Saved data entries
● ● ●

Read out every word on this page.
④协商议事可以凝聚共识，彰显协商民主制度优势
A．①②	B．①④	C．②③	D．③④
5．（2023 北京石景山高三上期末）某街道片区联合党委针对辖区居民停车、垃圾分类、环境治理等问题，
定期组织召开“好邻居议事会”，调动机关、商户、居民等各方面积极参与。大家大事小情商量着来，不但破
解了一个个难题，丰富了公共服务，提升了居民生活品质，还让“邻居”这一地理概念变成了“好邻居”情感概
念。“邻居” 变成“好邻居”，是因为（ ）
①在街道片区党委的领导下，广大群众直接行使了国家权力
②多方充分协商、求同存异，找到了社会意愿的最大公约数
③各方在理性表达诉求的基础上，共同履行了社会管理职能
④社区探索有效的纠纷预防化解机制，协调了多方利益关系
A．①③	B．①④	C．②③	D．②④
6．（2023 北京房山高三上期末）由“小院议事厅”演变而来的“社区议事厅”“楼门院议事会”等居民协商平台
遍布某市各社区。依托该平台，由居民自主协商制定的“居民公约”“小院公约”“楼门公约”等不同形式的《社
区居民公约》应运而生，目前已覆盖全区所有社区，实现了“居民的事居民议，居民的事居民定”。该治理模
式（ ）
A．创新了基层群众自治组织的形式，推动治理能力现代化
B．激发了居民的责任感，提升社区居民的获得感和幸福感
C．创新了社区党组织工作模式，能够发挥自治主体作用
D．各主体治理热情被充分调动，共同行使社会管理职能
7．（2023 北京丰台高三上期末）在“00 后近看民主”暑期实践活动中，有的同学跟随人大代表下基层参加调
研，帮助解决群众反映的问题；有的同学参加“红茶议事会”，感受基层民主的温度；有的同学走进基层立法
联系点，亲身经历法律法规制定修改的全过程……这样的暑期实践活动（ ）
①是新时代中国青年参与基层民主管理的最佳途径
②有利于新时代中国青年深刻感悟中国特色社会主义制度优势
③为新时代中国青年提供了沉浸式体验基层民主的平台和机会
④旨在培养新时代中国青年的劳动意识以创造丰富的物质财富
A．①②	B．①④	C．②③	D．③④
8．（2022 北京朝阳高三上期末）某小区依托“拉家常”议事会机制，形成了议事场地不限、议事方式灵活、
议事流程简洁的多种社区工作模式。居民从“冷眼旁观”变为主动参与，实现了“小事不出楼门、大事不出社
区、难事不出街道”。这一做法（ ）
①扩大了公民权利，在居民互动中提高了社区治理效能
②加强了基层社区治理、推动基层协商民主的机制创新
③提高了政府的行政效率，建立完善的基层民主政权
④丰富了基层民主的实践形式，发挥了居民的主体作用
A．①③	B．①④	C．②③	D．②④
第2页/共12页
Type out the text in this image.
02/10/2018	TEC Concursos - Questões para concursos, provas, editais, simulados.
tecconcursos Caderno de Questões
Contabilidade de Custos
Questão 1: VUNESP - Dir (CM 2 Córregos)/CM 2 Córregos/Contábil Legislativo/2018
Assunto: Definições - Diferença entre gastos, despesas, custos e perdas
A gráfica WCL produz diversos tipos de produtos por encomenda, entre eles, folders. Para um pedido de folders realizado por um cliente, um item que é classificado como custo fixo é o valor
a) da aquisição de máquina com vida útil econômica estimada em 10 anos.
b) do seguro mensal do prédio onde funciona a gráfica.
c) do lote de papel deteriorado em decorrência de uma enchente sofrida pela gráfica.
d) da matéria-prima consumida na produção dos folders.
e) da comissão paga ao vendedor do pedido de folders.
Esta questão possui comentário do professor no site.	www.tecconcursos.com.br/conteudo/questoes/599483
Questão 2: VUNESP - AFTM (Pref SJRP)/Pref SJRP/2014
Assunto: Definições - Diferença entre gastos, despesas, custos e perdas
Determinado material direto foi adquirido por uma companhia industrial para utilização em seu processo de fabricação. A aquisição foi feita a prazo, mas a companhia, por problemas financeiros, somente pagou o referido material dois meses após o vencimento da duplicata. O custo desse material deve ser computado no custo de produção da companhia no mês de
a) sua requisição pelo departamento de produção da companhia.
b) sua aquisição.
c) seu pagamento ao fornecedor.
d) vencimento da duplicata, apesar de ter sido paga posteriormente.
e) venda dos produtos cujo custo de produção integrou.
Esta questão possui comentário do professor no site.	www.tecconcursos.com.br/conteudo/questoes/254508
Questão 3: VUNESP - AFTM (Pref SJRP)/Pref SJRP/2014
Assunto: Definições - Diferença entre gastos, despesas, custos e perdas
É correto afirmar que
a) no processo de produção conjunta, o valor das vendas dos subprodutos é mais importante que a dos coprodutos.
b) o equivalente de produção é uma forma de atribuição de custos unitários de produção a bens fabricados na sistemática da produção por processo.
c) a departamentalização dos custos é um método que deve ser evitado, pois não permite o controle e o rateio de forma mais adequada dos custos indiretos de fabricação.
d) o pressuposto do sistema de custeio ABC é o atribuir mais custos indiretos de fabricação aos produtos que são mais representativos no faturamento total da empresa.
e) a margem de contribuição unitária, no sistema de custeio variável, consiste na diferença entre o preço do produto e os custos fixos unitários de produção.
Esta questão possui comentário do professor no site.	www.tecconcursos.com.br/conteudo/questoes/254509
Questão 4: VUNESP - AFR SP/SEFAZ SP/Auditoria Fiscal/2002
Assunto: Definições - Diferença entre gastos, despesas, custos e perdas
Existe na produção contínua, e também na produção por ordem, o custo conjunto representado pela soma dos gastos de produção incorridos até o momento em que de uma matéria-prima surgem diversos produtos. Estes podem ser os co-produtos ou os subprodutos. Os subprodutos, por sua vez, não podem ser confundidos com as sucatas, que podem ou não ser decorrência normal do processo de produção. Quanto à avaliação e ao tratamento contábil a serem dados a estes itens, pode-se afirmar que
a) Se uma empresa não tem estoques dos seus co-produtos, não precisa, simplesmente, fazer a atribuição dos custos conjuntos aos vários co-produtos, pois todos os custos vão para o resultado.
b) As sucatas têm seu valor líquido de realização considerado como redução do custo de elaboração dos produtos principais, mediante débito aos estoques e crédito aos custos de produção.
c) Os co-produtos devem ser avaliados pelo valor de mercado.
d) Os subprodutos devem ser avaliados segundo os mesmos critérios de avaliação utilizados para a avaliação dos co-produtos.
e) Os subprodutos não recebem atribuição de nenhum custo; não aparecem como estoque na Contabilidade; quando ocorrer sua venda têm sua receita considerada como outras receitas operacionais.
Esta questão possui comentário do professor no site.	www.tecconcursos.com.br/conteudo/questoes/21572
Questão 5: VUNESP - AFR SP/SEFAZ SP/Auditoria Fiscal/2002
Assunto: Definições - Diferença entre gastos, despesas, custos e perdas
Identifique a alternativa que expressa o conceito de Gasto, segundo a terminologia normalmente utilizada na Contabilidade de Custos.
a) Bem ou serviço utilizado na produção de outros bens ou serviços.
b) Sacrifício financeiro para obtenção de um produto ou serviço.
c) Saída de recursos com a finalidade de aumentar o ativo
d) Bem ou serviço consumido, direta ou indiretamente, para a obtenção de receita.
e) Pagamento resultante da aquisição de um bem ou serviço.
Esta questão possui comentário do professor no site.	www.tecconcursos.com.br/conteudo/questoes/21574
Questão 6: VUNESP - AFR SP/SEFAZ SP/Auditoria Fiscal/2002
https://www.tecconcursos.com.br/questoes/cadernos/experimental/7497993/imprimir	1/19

● ● ●

● WRITTEN PROBLEM: Search the listing for the string "folders". Copy each line where it turns up.

● RESULT OF THE TASK:
A gráfica WCL produz diversos tipos de produtos por encomenda, entre eles, folders. Para um pedido de folders realizado por um cliente, um item que é classificado como custo fixo é o valor
d) da matéria-prima consumida na produção dos folders.
e) da comissão paga ao vendedor do pedido de folders.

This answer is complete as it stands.